In the entries that follow, find the word "QMainWindow" and report each line it is on.

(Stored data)
▬▬▬▬▬▬

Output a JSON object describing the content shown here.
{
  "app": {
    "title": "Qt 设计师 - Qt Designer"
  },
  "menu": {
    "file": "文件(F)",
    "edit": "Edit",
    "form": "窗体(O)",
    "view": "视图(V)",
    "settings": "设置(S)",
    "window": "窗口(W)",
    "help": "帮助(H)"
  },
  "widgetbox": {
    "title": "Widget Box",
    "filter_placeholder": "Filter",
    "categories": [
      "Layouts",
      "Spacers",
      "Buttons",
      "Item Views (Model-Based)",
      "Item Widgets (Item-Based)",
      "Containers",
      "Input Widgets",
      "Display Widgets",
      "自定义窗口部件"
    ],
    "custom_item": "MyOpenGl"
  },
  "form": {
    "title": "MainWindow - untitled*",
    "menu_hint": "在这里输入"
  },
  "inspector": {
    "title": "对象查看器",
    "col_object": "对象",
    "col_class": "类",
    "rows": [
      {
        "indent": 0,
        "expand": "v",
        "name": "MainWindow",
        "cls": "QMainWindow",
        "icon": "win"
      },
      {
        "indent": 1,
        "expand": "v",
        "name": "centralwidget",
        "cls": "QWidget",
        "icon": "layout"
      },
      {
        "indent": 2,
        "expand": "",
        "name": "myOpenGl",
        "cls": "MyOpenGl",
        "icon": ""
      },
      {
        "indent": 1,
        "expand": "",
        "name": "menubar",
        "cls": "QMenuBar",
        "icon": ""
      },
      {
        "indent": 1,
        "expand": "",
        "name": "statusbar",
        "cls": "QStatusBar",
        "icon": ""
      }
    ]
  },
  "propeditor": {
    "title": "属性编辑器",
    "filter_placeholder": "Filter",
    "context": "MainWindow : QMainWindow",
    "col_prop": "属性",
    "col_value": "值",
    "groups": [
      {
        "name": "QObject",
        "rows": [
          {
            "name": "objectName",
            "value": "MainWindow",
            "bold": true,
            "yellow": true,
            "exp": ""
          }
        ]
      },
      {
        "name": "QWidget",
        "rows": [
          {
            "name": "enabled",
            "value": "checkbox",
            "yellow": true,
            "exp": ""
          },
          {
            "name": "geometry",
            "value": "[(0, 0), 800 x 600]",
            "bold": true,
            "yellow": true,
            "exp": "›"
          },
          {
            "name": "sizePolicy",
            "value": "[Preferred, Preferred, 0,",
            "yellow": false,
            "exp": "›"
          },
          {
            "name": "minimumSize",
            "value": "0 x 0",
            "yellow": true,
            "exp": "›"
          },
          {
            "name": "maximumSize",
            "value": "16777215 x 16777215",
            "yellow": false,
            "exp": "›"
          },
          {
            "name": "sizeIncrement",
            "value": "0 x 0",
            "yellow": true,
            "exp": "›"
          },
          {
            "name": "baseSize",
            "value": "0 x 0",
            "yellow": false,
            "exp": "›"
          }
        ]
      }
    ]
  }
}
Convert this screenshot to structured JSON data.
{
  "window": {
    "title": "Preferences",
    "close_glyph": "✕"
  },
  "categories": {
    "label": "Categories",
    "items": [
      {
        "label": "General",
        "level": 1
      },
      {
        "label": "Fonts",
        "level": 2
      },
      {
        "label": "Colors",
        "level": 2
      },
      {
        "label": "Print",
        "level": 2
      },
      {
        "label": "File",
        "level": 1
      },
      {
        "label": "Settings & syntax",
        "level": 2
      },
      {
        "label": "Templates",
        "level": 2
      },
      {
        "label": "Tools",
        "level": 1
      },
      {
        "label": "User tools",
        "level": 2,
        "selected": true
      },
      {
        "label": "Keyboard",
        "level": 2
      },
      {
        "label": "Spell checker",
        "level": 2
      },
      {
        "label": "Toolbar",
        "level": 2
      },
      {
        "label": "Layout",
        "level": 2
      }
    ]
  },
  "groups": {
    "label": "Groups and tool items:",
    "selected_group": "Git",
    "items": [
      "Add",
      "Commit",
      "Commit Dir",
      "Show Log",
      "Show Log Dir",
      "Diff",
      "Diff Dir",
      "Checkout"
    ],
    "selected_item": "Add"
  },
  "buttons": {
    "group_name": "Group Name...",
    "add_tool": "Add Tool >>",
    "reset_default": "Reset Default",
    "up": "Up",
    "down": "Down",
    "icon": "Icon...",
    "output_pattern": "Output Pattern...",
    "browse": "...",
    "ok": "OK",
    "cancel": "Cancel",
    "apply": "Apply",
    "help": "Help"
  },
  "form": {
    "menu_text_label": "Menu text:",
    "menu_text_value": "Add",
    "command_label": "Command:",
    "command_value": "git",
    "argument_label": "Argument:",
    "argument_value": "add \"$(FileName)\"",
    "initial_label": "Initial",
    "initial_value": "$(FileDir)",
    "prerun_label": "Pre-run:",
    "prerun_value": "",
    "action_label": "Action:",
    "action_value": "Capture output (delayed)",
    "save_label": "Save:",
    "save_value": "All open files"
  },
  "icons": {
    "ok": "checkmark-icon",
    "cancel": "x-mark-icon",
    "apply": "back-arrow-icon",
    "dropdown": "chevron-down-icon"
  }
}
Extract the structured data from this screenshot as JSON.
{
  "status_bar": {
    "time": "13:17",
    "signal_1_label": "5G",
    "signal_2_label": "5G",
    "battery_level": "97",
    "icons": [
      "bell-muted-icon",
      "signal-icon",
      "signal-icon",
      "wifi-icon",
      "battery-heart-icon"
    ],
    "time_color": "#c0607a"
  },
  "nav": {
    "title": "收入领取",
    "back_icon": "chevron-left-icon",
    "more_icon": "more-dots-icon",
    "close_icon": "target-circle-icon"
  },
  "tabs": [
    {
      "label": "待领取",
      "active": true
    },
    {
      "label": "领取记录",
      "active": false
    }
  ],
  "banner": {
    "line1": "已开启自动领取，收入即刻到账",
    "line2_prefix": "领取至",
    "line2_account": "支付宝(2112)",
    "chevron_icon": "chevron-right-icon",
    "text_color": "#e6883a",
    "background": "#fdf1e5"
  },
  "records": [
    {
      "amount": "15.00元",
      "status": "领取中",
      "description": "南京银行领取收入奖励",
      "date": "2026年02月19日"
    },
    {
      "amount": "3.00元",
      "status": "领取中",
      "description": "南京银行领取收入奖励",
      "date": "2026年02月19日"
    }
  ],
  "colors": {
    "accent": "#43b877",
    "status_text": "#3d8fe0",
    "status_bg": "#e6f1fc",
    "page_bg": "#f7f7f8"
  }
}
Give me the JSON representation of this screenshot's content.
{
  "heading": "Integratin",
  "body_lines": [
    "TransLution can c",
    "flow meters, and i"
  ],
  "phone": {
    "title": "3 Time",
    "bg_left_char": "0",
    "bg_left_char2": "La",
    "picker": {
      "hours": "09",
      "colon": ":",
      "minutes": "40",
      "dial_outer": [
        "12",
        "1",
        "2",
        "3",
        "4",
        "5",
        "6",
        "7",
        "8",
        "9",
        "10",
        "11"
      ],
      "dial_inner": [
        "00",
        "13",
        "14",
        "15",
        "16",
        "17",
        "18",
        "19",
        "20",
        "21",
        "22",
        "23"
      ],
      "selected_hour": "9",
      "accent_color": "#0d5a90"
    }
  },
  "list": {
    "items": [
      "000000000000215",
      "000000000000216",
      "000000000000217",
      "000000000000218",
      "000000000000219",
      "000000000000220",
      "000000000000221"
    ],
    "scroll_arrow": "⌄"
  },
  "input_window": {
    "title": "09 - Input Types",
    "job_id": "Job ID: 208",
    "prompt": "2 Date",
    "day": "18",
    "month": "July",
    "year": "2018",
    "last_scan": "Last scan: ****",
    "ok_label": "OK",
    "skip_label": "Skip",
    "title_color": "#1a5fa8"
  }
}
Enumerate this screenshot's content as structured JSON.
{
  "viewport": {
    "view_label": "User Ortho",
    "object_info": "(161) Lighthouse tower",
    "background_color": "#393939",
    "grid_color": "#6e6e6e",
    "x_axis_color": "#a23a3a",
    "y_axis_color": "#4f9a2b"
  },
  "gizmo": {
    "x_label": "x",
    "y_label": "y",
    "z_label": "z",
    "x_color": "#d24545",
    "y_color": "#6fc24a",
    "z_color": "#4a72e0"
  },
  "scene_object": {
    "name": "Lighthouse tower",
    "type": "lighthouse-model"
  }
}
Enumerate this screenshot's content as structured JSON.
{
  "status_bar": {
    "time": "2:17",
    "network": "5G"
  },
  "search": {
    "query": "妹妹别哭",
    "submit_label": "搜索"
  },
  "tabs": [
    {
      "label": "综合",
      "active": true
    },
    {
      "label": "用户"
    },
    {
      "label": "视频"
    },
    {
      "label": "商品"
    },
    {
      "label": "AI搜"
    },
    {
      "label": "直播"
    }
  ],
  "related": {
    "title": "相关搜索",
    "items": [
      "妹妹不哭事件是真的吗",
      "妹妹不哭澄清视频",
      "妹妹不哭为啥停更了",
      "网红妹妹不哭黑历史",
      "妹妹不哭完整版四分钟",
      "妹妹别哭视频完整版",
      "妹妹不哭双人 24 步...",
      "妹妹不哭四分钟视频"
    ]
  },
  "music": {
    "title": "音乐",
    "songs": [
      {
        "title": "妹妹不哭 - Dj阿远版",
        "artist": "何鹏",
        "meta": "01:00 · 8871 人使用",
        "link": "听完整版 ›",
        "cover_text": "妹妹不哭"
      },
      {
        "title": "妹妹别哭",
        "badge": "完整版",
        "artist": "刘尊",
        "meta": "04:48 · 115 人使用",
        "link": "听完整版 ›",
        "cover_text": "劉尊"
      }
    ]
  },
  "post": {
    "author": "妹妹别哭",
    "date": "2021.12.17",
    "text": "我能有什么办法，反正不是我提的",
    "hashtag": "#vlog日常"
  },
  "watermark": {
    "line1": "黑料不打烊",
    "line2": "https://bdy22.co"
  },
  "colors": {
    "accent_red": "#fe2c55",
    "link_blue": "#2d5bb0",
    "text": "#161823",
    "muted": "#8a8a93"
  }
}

▬▬▬▬▬▬

● WRITTEN SOLUTION:
        "cls": "QMainWindow",
    "context": "MainWindow : QMainWindow",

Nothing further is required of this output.